#### DATA ROWS
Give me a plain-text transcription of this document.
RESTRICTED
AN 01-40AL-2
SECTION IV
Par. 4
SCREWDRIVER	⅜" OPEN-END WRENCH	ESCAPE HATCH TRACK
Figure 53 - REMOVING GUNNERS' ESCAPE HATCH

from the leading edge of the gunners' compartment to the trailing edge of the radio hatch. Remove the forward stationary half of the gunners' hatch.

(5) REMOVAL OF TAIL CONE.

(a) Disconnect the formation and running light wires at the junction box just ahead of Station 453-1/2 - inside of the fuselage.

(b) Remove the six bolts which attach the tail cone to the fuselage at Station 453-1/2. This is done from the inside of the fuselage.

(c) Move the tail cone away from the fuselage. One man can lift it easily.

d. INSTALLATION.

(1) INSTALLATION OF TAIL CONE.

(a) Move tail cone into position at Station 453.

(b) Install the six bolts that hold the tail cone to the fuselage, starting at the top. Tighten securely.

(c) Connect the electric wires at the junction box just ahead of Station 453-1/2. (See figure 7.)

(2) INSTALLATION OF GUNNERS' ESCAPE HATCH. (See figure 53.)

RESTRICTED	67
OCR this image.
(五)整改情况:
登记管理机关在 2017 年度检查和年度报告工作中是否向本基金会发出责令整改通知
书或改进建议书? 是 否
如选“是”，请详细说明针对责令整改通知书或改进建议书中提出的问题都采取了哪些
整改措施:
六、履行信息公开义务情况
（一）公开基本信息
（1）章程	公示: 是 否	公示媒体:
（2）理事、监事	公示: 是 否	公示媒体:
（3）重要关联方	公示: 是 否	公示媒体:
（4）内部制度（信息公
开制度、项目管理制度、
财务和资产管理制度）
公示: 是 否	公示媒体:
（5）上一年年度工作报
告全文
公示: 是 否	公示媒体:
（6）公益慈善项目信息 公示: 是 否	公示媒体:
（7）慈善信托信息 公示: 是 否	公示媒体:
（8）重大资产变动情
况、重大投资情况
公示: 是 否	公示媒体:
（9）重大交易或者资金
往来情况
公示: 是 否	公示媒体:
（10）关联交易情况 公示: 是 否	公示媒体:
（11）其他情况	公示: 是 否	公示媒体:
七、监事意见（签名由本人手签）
########
Pull out each line of the records holding the string "just".

(a) Disconnect the formation and running light wires at the junction box just ahead of Station 453-1/2 - inside of the fuselage.
(c) Connect the electric wires at the junction box just ahead of Station 453-1/2. (See figure 7.)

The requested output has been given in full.